Copy out the material below word for word, leaving out the picture.

* begin Data supplied *

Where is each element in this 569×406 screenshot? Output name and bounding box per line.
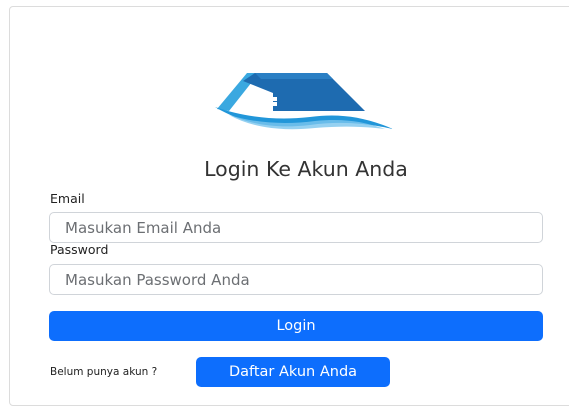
- signup-prompt: Belum punya akun ?: [50, 366, 158, 378]
- email-field[interactable]: [49, 212, 543, 243]
- signup-button[interactable]: Daftar Akun Anda: [196, 357, 390, 387]
- login-button[interactable]: Login: [49, 311, 543, 341]
- email-label: Email: [50, 191, 85, 206]
- password-label: Password: [50, 242, 109, 257]
- house-wave-logo-icon: [215, 73, 393, 130]
- password-field[interactable]: [49, 264, 543, 295]
- page-title: Login Ke Akun Anda: [204, 157, 408, 181]
- login-card: Login Ke Akun Anda: [9, 6, 569, 406]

* end Data supplied *

In response:
Where is each element in this 569×406 screenshot? Output name and bounding box per line.
- signup-prompt: Belum punya akun ?: [50, 366, 158, 378]
- email-field[interactable]: [49, 212, 543, 243]
- signup-button[interactable]: Daftar Akun Anda: [196, 357, 390, 387]
- login-button[interactable]: Login: [49, 311, 543, 341]
- email-label: Email: [50, 191, 85, 206]
- password-label: Password: [50, 242, 109, 257]
- house-wave-logo-icon: [215, 73, 393, 130]
- password-field[interactable]: [49, 264, 543, 295]
- page-title: Login Ke Akun Anda: [204, 157, 408, 181]
- login-card: Login Ke Akun Anda: [9, 6, 569, 406]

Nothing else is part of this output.